===== Records to use

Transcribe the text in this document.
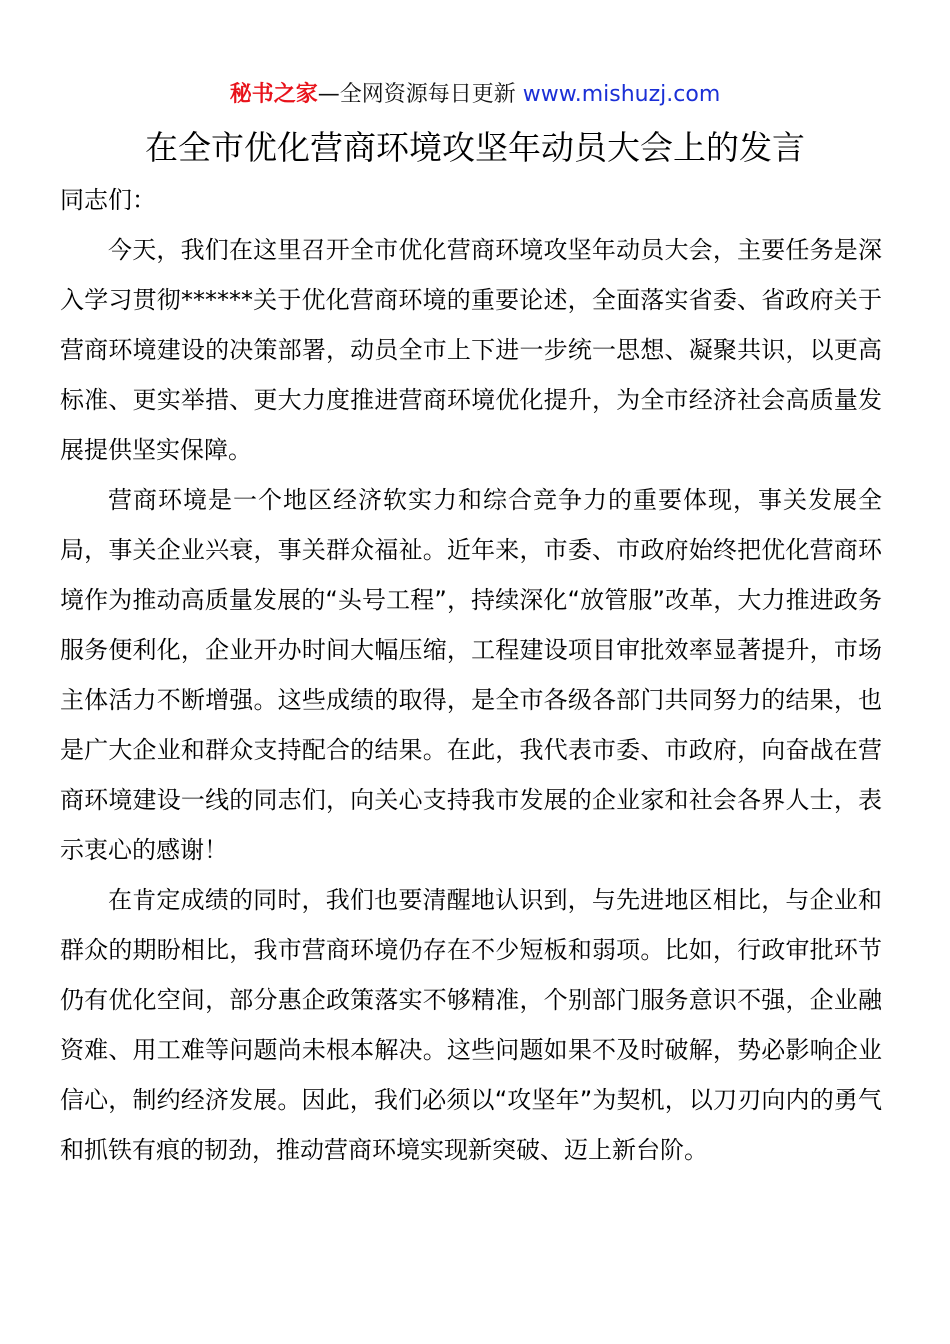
秘书之家—全网资源每日更新 www.mishuzj.com
在全市优化营商环境攻坚年动员大会上的发言

同志们：

今天，我们在这里召开全市优化营商环境攻坚年动员大会，主要任务是深入学习贯彻******关于优化营商环境的重要论述，全面落实省委、省政府关于营商环境建设的决策部署，动员全市上下进一步统一思想、凝聚共识，以更高标准、更实举措、更大力度推进营商环境优化提升，为全市经济社会高质量发展提供坚实保障。

营商环境是一个地区经济软实力和综合竞争力的重要体现，事关发展全局，事关企业兴衰，事关群众福祉。近年来，市委、市政府始终把优化营商环境作为推动高质量发展的“头号工程”，持续深化“放管服”改革，大力推进政务服务便利化，企业开办时间大幅压缩，工程建设项目审批效率显著提升，市场主体活力不断增强。这些成绩的取得，是全市各级各部门共同努力的结果，也是广大企业和群众支持配合的结果。在此，我代表市委、市政府，向奋战在营商环境建设一线的同志们，向关心支持我市发展的企业家和社会各界人士，表示衷心的感谢！

在肯定成绩的同时，我们也要清醒地认识到，与先进地区相比，与企业和群众的期盼相比，我市营商环境仍存在不少短板和弱项。比如，行政审批环节仍有优化空间，部分惠企政策落实不够精准，个别部门服务意识不强，企业融资难、用工难等问题尚未根本解决。这些问题如果不及时破解，势必影响企业信心，制约经济发展。因此，我们必须以“攻坚年”为契机，以刀刃向内的勇气和抓铁有痕的韧劲，推动营商环境实现新突破、迈上新台阶。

==========

→ **Instructions for the task**:
Retype each entry precisely. Skip images entirely.

→ **Task output**:
Transcribe the text in this document.
秘书之家—全网资源每日更新 www.mishuzj.com
在全市优化营商环境攻坚年动员大会上的发言

同志们：

今天，我们在这里召开全市优化营商环境攻坚年动员大会，主要任务是深入学习贯彻******关于优化营商环境的重要论述，全面落实省委、省政府关于营商环境建设的决策部署，动员全市上下进一步统一思想、凝聚共识，以更高标准、更实举措、更大力度推进营商环境优化提升，为全市经济社会高质量发展提供坚实保障。

营商环境是一个地区经济软实力和综合竞争力的重要体现，事关发展全局，事关企业兴衰，事关群众福祉。近年来，市委、市政府始终把优化营商环境作为推动高质量发展的“头号工程”，持续深化“放管服”改革，大力推进政务服务便利化，企业开办时间大幅压缩，工程建设项目审批效率显著提升，市场主体活力不断增强。这些成绩的取得，是全市各级各部门共同努力的结果，也是广大企业和群众支持配合的结果。在此，我代表市委、市政府，向奋战在营商环境建设一线的同志们，向关心支持我市发展的企业家和社会各界人士，表示衷心的感谢！

在肯定成绩的同时，我们也要清醒地认识到，与先进地区相比，与企业和群众的期盼相比，我市营商环境仍存在不少短板和弱项。比如，行政审批环节仍有优化空间，部分惠企政策落实不够精准，个别部门服务意识不强，企业融资难、用工难等问题尚未根本解决。这些问题如果不及时破解，势必影响企业信心，制约经济发展。因此，我们必须以“攻坚年”为契机，以刀刃向内的勇气和抓铁有痕的韧劲，推动营商环境实现新突破、迈上新台阶。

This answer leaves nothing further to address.